[START]

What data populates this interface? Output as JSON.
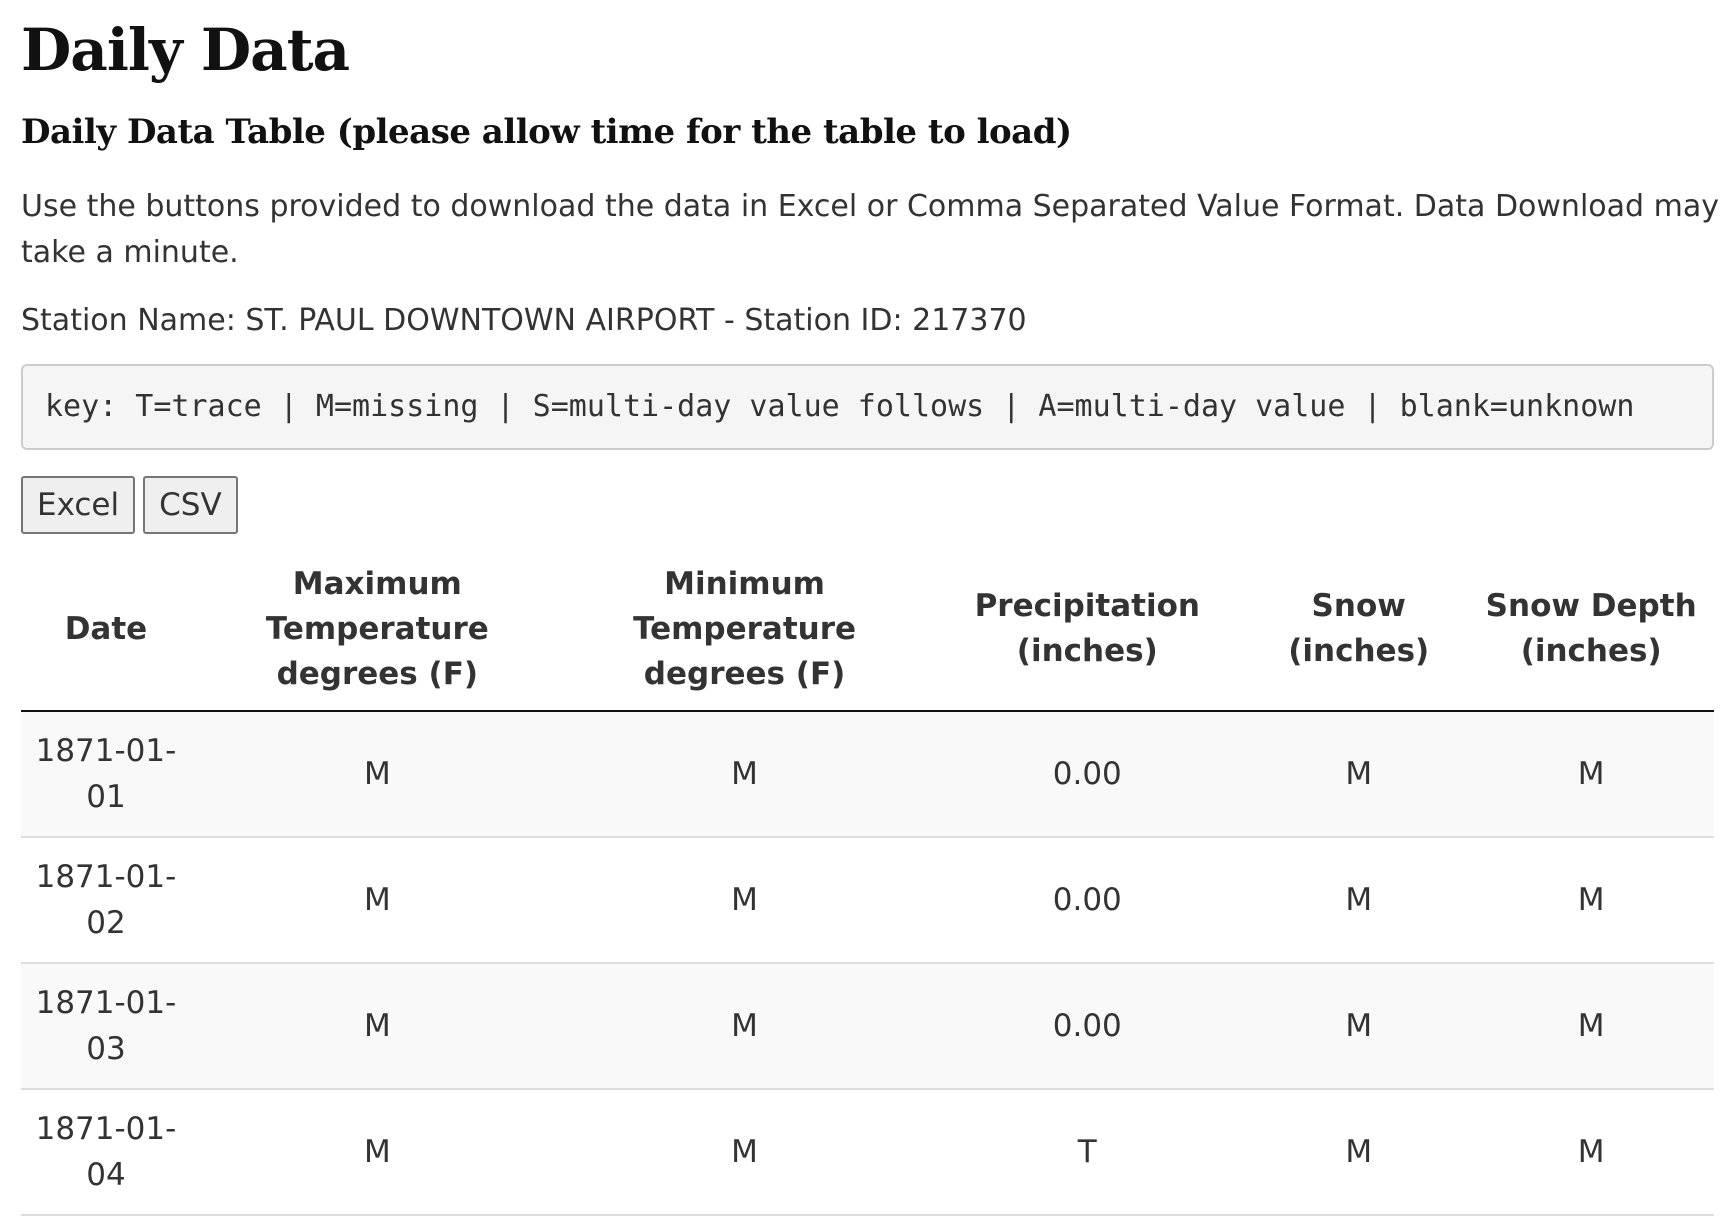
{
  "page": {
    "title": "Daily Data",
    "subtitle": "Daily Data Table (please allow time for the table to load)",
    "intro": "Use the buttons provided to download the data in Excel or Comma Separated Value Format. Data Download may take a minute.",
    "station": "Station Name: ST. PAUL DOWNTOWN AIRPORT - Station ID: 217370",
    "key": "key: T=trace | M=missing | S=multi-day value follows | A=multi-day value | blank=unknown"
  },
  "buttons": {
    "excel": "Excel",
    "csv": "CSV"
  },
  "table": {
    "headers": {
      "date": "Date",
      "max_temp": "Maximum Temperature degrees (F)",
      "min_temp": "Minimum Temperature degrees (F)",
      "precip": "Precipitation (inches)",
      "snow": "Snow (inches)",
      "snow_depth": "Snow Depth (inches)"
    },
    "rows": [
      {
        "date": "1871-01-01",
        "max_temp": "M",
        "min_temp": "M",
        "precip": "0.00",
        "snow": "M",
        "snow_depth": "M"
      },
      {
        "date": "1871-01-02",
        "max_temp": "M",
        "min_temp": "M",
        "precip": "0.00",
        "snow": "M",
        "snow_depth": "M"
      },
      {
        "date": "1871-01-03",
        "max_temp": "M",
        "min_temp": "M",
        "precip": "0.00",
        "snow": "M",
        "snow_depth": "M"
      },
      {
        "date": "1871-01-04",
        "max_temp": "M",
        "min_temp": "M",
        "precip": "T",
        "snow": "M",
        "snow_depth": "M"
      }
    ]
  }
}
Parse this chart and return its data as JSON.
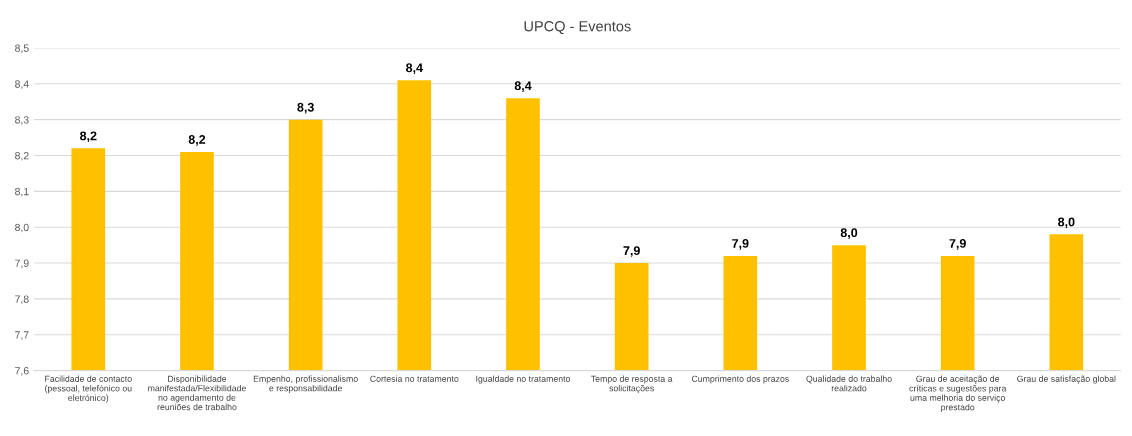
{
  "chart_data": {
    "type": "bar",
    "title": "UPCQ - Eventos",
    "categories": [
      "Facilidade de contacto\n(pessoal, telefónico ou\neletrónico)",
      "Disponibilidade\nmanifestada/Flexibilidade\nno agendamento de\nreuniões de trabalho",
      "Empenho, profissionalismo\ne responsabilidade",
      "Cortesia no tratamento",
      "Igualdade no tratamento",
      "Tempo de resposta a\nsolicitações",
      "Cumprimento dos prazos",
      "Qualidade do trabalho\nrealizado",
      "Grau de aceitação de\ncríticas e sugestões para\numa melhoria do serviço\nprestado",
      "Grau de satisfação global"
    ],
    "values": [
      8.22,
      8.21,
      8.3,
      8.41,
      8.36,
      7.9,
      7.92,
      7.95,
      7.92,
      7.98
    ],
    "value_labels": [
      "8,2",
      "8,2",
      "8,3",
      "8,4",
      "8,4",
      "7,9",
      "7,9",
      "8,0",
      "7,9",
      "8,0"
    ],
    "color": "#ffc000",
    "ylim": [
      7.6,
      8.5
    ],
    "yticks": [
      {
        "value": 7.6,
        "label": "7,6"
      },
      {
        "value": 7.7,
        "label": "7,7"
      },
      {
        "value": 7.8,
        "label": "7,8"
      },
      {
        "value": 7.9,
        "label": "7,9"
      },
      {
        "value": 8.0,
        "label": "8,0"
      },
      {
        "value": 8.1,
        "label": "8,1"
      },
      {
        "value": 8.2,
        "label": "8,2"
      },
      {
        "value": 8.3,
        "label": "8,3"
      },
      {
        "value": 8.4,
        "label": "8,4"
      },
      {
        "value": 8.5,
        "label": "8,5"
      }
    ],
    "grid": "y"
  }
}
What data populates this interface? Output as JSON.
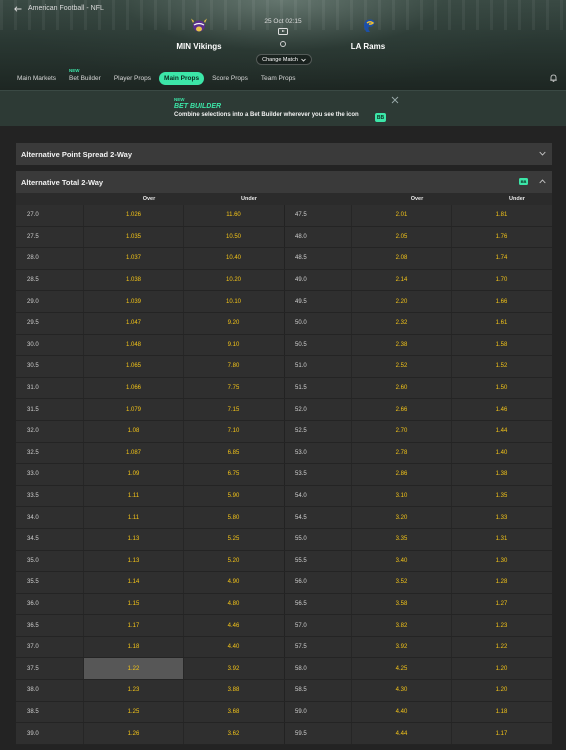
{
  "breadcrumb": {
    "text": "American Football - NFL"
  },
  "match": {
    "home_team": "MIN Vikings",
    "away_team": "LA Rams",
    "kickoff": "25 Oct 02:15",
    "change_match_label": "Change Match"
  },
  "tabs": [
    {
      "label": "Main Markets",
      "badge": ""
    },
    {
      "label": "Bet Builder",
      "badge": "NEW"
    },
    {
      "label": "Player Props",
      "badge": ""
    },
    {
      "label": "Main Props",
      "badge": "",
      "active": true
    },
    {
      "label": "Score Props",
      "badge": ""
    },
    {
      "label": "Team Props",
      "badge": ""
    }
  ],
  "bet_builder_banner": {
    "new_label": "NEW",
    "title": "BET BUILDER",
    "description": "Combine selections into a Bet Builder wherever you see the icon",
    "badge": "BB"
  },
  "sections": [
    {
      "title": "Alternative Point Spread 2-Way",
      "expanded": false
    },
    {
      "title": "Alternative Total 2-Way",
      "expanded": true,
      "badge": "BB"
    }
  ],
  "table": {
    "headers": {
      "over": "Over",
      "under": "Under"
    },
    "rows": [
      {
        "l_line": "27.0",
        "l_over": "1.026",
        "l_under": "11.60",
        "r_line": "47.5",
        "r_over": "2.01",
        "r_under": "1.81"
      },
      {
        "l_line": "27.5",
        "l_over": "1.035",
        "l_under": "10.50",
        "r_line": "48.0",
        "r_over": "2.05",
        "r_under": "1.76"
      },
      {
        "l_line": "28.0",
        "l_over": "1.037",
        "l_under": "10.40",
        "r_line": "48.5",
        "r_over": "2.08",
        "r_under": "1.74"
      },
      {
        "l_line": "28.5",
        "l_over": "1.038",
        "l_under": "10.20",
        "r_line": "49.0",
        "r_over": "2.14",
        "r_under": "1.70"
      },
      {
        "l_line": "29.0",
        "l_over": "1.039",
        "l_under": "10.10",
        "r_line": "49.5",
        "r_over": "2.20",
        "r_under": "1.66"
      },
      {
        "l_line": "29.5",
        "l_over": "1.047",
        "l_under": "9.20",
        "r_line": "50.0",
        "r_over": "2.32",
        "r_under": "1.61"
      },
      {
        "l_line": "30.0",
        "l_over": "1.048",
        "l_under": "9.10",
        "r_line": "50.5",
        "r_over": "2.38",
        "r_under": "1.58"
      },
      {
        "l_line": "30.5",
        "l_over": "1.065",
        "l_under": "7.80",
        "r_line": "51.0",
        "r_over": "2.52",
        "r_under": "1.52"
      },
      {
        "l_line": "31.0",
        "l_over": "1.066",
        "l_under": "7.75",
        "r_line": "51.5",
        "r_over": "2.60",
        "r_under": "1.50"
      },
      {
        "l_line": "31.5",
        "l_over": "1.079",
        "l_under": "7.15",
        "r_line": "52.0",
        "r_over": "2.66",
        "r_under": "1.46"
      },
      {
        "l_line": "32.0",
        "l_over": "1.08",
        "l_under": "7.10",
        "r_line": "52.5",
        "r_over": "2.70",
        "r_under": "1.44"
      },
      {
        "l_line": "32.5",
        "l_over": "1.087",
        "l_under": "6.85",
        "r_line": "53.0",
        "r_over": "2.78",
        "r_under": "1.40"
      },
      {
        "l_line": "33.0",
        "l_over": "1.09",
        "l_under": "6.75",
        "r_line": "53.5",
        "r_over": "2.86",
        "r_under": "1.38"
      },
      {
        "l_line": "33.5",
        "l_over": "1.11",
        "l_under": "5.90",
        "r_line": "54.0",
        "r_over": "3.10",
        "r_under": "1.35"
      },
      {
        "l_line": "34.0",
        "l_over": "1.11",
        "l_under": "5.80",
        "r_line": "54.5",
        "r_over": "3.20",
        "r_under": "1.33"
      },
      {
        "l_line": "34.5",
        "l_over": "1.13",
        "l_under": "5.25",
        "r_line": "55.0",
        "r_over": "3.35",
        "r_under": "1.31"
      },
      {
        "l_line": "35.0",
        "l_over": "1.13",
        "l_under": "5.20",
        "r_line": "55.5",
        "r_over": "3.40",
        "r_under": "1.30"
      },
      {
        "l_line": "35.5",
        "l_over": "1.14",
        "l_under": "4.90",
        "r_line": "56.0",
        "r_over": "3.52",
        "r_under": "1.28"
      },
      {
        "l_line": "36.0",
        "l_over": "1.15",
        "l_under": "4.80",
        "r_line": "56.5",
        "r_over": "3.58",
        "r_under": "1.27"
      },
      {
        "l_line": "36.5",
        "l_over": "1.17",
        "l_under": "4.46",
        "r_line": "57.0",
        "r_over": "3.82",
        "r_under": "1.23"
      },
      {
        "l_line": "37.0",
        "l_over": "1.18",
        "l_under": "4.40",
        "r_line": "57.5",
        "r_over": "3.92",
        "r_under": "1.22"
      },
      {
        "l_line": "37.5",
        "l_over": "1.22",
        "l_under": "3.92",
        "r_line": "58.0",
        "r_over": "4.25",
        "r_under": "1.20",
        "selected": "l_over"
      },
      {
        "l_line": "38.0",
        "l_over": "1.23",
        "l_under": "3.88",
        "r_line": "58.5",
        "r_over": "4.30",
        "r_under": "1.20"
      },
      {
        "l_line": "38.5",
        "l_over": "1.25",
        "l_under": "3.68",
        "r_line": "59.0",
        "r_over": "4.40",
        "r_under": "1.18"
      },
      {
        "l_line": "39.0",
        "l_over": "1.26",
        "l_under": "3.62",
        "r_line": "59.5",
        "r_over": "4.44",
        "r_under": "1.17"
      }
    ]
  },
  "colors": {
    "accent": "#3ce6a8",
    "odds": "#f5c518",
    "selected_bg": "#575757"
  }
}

[END]

**Required work:**
Copy all lines from the entries that contain the word "Daily".

**Answer to the task:**
    "title": "Daily Data",
    "subtitle": "Daily Data Table (please allow time for the table to load)",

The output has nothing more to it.